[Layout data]
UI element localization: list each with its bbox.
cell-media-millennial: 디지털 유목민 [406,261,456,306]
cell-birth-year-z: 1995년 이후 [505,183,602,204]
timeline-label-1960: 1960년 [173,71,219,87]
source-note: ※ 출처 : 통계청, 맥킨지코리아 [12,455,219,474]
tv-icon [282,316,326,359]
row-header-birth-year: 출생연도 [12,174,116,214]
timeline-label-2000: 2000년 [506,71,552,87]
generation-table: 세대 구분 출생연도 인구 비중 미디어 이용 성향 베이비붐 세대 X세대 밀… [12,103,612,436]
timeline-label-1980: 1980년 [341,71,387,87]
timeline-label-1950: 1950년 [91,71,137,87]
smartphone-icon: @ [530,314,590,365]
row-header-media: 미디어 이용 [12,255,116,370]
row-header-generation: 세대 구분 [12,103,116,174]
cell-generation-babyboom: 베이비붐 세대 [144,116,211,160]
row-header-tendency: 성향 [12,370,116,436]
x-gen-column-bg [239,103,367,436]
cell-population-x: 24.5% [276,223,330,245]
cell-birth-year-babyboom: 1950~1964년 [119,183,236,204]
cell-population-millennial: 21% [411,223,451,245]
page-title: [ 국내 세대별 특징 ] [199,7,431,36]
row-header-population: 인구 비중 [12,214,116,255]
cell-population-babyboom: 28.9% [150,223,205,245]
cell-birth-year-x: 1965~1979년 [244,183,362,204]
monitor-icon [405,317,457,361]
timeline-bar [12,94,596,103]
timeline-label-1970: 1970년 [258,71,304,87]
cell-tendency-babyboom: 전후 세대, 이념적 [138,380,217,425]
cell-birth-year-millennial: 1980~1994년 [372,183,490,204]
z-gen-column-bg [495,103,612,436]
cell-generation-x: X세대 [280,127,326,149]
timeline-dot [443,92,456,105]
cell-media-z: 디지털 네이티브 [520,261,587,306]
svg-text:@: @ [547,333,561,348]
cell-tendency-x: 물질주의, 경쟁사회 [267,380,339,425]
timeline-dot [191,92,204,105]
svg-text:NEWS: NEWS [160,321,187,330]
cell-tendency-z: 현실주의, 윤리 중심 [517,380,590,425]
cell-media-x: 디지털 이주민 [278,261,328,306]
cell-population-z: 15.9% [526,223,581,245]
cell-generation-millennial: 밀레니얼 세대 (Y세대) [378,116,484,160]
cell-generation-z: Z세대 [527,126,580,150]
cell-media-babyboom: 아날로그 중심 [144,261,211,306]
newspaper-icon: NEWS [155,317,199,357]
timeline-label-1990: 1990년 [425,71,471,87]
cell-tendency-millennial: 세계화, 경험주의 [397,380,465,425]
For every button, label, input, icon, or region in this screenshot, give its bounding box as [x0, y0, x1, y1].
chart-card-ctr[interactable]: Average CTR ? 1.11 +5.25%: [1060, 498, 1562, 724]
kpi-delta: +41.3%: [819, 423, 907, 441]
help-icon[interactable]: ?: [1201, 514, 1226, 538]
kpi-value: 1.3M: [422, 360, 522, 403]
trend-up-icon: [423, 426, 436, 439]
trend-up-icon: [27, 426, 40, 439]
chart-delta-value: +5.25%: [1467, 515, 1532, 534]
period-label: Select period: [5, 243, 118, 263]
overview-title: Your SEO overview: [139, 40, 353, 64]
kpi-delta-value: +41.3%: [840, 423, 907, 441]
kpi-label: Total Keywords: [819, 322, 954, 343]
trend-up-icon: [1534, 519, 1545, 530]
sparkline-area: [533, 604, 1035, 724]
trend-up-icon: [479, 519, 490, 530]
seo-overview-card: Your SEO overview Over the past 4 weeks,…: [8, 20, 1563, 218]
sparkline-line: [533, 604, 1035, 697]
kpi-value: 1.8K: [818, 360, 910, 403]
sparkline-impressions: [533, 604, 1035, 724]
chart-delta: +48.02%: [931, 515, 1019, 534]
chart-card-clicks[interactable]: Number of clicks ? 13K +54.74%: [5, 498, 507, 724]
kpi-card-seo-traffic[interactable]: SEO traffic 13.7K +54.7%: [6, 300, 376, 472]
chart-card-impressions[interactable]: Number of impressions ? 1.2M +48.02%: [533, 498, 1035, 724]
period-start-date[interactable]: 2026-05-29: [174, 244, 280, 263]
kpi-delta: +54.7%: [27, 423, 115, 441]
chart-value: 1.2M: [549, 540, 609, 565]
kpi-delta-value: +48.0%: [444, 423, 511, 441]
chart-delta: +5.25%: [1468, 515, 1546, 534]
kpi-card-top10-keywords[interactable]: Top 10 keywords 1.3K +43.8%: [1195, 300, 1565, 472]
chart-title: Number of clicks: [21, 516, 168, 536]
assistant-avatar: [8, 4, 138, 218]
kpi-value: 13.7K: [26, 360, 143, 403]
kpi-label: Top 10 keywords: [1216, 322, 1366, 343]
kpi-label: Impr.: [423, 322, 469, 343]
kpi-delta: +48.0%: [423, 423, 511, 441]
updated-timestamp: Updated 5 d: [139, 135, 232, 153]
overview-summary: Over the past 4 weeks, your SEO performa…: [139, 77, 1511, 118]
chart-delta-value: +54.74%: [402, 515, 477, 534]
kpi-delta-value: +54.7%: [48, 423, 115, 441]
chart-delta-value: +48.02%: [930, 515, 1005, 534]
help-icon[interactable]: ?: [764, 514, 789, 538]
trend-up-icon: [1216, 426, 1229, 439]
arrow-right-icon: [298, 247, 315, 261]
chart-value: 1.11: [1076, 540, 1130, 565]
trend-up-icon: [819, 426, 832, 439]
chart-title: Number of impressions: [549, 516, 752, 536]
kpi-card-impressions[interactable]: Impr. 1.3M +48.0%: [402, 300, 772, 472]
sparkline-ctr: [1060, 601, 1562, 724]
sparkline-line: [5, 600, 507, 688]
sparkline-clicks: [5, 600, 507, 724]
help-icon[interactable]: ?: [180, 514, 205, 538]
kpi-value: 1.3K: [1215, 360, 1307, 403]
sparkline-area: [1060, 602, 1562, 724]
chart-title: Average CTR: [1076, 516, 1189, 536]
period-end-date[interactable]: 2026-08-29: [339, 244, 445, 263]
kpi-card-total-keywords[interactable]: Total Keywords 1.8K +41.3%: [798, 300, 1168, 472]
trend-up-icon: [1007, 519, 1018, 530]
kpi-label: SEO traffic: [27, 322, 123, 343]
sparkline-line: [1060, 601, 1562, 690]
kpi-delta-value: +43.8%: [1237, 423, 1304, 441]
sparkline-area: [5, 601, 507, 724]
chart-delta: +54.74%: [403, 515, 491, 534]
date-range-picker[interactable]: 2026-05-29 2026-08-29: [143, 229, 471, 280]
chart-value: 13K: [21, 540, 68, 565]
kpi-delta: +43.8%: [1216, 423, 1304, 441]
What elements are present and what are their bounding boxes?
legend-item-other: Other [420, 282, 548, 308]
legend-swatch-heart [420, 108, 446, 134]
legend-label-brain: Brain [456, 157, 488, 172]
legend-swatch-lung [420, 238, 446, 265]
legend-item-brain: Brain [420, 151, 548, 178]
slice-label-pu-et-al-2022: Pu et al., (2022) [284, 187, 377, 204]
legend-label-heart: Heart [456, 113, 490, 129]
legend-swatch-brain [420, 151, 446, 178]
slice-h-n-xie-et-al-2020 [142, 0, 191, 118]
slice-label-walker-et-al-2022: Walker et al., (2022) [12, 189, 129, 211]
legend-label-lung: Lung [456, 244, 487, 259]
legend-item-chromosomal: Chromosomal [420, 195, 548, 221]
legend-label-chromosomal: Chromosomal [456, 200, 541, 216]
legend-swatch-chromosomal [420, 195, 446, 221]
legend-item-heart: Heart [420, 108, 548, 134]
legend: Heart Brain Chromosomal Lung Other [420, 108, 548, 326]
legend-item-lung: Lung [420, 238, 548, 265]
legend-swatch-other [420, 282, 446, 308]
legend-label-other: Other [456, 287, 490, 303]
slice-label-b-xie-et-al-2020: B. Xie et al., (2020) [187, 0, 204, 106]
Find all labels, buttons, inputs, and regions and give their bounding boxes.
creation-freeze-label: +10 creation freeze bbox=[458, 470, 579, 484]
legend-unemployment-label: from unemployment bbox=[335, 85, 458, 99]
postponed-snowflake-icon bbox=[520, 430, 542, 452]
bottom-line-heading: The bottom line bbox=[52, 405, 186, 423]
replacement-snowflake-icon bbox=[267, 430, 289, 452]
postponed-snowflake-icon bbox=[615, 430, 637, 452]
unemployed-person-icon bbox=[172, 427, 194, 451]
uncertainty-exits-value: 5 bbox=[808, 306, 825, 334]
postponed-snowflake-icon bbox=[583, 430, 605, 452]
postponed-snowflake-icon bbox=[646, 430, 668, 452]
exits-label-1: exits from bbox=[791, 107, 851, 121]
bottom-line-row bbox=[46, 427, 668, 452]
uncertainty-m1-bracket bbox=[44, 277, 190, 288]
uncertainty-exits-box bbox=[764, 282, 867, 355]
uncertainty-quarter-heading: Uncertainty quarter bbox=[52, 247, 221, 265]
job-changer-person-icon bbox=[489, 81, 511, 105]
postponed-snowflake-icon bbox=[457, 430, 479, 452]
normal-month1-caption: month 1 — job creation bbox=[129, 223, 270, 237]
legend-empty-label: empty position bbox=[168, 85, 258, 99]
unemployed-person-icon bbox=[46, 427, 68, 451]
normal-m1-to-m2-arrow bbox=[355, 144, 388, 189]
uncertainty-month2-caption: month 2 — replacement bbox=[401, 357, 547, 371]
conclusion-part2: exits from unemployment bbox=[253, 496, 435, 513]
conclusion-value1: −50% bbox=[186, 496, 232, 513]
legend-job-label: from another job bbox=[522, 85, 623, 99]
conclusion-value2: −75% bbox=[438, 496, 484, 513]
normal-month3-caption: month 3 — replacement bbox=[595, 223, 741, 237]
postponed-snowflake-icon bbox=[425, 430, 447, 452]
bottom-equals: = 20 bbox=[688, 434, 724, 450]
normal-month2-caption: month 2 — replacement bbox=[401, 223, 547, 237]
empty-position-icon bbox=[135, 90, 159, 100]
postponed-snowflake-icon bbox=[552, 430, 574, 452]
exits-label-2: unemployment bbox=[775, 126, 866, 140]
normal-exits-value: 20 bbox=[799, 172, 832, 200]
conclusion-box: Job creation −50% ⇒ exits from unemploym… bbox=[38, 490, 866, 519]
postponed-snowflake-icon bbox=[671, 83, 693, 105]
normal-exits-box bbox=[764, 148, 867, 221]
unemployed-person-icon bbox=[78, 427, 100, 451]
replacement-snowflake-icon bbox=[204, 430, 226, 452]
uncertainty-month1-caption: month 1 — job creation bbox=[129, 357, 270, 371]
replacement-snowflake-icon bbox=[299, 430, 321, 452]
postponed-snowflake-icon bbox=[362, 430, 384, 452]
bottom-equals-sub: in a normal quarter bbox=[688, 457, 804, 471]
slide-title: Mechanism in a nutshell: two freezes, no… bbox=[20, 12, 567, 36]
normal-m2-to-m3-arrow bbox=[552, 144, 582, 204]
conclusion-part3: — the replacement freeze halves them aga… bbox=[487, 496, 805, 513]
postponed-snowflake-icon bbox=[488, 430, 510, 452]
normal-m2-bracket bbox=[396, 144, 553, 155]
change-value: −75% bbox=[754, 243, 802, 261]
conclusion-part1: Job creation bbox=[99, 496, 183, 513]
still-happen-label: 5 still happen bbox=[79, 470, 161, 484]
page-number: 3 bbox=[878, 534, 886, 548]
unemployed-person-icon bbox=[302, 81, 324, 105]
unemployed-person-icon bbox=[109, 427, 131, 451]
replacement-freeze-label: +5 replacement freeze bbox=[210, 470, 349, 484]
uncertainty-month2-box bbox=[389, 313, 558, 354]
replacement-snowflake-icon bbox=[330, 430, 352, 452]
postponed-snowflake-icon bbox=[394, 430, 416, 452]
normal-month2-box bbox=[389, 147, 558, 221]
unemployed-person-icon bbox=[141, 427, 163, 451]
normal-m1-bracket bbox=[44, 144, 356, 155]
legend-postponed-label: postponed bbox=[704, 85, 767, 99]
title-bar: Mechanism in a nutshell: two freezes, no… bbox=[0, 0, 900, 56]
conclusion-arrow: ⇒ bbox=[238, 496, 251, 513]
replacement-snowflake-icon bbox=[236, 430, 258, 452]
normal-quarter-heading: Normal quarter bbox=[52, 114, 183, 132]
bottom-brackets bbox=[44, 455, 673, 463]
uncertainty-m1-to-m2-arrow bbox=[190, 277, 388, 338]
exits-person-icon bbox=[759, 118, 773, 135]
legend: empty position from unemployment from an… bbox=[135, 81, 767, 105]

**Written exercise**
Rewrite the data as a JSON list of strings, one string per line, beginning with the first line and ending after the line containing "cell-tendency-x: 물질주의, 경쟁사회 [267,380,339,425]". Omit blank lines, and exclude every line after that one.

**Answer for this exercise**
[
  "UI element localization: list each with its bbox.",
  "cell-media-millennial: 디지털 유목민 [406,261,456,306]",
  "cell-birth-year-z: 1995년 이후 [505,183,602,204]",
  "timeline-label-1960: 1960년 [173,71,219,87]",
  "source-note: ※ 출처 : 통계청, 맥킨지코리아 [12,455,219,474]",
  "tv-icon [282,316,326,359]",
  "row-header-birth-year: 출생연도 [12,174,116,214]",
  "timeline-label-2000: 2000년 [506,71,552,87]",
  "generation-table: 세대 구분 출생연도 인구 비중 미디어 이용 성향 베이비붐 세대 X세대 밀… [12,103,612,436]",
  "timeline-label-1980: 1980년 [341,71,387,87]",
  "timeline-label-1950: 1950년 [91,71,137,87]",
  "smartphone-icon: @ [530,314,590,365]",
  "row-header-media: 미디어 이용 [12,255,116,370]",
  "row-header-generation: 세대 구분 [12,103,116,174]",
  "cell-generation-babyboom: 베이비붐 세대 [144,116,211,160]",
  "row-header-tendency: 성향 [12,370,116,436]",
  "x-gen-column-bg [239,103,367,436]",
  "cell-population-x: 24.5% [276,223,330,245]",
  "cell-birth-year-babyboom: 1950~1964년 [119,183,236,204]",
  "cell-population-millennial: 21% [411,223,451,245]",
  "page-title: [ 국내 세대별 특징 ] [199,7,431,36]",
  "row-header-population: 인구 비중 [12,214,116,255]",
  "cell-population-babyboom: 28.9% [150,223,205,245]",
  "cell-birth-year-x: 1965~1979년 [244,183,362,204]",
  "monitor-icon [405,317,457,361]",
  "timeline-bar [12,94,596,103]",
  "timeline-label-1970: 1970년 [258,71,304,87]",
  "cell-tendency-babyboom: 전후 세대, 이념적 [138,380,217,425]",
  "cell-birth-year-millennial: 1980~1994년 [372,183,490,204]",
  "z-gen-column-bg [495,103,612,436]",
  "cell-generation-x: X세대 [280,127,326,149]",
  "timeline-dot [443,92,456,105]",
  "cell-media-z: 디지털 네이티브 [520,261,587,306]",
  "svg-text:@: @ [547,333,561,348]",
  "cell-tendency-x: 물질주의, 경쟁사회 [267,380,339,425]"
]